Datasets / evidence sources:论文未详细说明 controlled benchmark dataset;使用的是 repo/skill library 的实现状态、April 2026 deployment footprint、一个约 8 小时的真实 workflow run,以及 cited systems 的公开文档/论文特性对照。
Baselines:主对比对象包括 The AI Scientist、AI Scientist-v2、Agent Laboratory、data-to-paper、AutoGen、MetaGPT、OpenHands。比较维度是 cross-family policy、adversarial review、composable skills、end-to-end research workflows、assurance stack、cross-platform portability。
Evaluation metrics:不是 accuracy/F1,而是系统性指标:feature presence、workflow coverage、review score progression、GPU experiment count、unsupported claim pruning、deployment footprint。论文对 ARIS 的 feature comparison 结论是:cross-family policy 为 default;adversarial review、composable skills、E2E research workflow、assurance stack、cross-platform portability 均为 yes。
Config / implementation numbers:来自论文表格与当前源码。论文表 1 写 v0.4 / April 2026 有 65+ Markdown skill files、5 个 end-to-end workflows、6 个 MCP bridges、3 个 tested executors + 3 个 adapted、4 个 effort presets(lite / balanced / max / beast)。当前 repo main@f8cff0a1 的 skills/auto-review-loop/SKILL.md 写 MAX_ROUNDS=4、POSITIVE_THRESHOLD: score >= 6/10;skills/research-pipeline/SKILL.md 暴露 AUTO_PROCEED、AUTO_WRITE、REVIEWER_DIFFICULTY 等 workflow-level defaults;skills/paper-writing/SKILL.md 在 max/beast 或 submission assurance 下会调用 tools/verify_paper_audits.sh 作为最终 audit verifier。
5. Experimental Results (实验结果)

__条目摘录__
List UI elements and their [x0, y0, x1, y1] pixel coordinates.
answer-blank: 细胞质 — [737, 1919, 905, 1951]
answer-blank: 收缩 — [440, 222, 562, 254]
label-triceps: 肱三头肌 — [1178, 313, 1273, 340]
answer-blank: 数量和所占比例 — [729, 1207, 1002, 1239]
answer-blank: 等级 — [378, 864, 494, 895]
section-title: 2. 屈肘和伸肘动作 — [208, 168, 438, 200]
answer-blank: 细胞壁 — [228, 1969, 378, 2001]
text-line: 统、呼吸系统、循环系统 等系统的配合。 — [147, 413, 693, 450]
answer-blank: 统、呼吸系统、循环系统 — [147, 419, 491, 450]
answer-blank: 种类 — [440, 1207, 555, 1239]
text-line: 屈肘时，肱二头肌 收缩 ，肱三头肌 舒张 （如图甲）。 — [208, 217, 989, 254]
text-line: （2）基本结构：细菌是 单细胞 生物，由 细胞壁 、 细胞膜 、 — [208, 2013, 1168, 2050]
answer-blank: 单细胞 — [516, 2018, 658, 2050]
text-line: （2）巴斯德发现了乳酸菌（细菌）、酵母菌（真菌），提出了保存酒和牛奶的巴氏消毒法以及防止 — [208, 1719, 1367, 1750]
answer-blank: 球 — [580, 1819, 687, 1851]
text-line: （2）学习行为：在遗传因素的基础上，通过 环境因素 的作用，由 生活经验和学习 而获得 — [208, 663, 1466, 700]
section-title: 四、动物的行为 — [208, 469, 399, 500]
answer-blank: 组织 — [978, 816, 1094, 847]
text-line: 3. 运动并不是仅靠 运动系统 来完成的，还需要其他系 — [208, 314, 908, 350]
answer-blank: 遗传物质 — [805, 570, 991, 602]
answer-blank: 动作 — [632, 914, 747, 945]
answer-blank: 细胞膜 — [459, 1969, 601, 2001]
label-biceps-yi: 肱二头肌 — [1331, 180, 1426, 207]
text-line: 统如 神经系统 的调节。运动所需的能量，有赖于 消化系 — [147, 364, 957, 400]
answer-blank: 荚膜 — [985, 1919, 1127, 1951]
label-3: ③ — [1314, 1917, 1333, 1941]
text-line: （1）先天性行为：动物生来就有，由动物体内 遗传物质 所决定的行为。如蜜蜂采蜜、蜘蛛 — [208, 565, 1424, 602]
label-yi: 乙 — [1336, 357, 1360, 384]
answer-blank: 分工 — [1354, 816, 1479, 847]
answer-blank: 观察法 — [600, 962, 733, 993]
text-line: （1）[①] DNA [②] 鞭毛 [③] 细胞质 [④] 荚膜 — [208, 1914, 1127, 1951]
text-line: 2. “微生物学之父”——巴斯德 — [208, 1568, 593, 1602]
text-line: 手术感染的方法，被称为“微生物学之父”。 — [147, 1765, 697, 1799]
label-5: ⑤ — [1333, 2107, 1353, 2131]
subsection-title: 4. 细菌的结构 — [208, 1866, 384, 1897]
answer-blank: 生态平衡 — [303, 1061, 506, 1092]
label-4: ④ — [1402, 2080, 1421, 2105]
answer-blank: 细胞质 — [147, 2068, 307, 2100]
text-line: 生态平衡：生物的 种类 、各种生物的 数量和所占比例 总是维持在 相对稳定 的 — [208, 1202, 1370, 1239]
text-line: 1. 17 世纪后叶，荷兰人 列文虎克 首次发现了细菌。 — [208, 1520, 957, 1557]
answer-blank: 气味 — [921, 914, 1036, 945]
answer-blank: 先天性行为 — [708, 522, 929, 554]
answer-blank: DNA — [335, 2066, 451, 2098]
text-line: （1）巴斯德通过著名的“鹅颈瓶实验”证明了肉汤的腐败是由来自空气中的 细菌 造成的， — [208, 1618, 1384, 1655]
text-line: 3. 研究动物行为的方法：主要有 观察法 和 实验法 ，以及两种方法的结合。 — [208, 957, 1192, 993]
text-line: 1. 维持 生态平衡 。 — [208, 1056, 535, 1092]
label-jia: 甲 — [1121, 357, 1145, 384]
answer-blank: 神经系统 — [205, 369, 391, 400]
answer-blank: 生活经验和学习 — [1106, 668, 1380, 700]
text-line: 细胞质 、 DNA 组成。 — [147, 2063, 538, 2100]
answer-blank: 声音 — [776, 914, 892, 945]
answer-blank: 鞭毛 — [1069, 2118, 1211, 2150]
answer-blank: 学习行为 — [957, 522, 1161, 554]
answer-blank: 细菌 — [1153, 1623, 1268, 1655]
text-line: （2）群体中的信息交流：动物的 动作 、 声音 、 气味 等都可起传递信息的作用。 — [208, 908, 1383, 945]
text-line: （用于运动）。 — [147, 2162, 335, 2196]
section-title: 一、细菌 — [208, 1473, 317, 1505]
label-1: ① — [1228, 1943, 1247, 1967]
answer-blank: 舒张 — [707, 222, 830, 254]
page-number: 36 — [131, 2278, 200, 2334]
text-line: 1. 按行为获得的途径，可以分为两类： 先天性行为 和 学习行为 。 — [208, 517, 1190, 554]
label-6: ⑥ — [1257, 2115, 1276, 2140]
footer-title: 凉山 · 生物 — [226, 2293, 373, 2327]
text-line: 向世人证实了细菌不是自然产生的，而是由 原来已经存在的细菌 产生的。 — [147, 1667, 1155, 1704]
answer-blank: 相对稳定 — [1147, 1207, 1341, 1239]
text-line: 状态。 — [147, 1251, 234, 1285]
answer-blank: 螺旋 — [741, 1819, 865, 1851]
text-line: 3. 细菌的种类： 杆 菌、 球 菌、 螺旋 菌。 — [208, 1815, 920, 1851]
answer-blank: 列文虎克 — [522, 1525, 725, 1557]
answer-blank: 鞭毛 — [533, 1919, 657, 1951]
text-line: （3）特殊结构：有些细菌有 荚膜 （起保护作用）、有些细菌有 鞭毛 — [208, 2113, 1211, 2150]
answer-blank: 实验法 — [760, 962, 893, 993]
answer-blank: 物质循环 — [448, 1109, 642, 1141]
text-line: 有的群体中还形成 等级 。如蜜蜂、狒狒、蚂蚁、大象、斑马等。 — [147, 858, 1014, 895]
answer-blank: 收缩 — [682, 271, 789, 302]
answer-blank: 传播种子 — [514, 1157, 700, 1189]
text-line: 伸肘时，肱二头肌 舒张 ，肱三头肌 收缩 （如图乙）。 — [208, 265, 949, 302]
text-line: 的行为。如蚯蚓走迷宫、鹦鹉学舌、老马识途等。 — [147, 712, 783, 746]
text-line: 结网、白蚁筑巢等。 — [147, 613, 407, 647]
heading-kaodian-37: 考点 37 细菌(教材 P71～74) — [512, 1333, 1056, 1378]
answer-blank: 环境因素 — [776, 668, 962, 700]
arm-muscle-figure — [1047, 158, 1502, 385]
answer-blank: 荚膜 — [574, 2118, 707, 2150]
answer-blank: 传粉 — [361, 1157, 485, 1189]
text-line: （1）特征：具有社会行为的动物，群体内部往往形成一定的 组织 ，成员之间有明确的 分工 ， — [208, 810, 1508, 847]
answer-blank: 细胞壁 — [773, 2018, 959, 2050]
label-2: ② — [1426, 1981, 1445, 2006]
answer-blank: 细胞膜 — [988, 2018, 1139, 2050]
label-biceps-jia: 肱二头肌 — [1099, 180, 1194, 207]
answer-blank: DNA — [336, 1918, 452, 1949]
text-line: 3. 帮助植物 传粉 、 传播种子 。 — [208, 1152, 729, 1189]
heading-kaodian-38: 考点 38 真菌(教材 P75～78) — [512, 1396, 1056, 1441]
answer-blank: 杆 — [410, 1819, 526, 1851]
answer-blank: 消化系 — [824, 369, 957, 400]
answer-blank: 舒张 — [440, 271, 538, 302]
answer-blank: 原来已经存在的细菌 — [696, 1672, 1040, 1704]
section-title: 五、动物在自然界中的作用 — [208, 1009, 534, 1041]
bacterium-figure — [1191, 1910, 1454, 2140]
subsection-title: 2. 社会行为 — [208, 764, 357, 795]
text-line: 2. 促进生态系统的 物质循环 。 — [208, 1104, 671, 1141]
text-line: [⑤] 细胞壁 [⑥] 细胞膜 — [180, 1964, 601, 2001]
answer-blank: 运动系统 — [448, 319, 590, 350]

__必做任务__
[A] 在 ARIS 论文解读中,论文表 1 列出了哪几个 effort presets?
[B] 请从 ARIS 论文解读停下的地方接着续写。

__逐项答案__
[A] 共 4 个:lite、balanced、max、beast。

[B]
Implementation footprint:论文报告当前 implementation footprint 为:65+ Markdown-defined skills;5 个 end-to-end workflows 加 full pipeline command;6 个 MCP bridges(Codex、Oracle、Claude、Gemini、MiniMax、llm-chat);3 个 tested executors(Claude Code、Codex CLI、Cursor)和 3 个 adapted executors;3-stage audit cascade + manuscript quality;per-project research wiki 有 4 类 entity;effort presets 为 lite / balanced / max / beast;skills 本身无依赖,CLI 为 single binary。
Deployment footprint:截至 April 2026,论文报告 executor platforms 为 3 tested + 3 adapted(6 total);reviewer models 为 6+(GPT、Gemini、GLM、MiniMax、Kimi、DeepSeek);GPU backends 为 4(local、SSH、Vast.ai、Modal);venue templates 为 9 families;free-tier API access 使用 ModelScope;community contributions 为 30+ skills,覆盖 robotics、hardware、communications、math。
Overnight trajectory:一个约 8 小时的实际运行完成 4 轮 review–revise,将 internal reviewer score 从 5.0 提升到 7.5/10,启动 20+ GPU experiments,并删除了 available evidence 不支持的 claims。这个结果只证明 harness 能把 claim pruning 和 review-driven revision 操作化;论文明确说它不能证明 cross-family review 因果上优于 same-family review,也不能证明两个 reviewer 是最优 committee size。
Feature comparison:ARIS 相比 The AI Scientist / AI Scientist-v2 / Agent Laboratory / data-to-paper / AutoGen / MetaGPT / OpenHands 的最强点是完整性而非单项能力:baseline 普遍没有 cross-family policy,adversarial review 和 assurance stack 多为 partial 或 none;ARIS 在 composable skills、E2E research workflow、assurance stack 和 cross-platform portability 上都标为 yes。不过这张表是基于截至 April 2026 的文档/论文公开特性,不是性能 benchmark。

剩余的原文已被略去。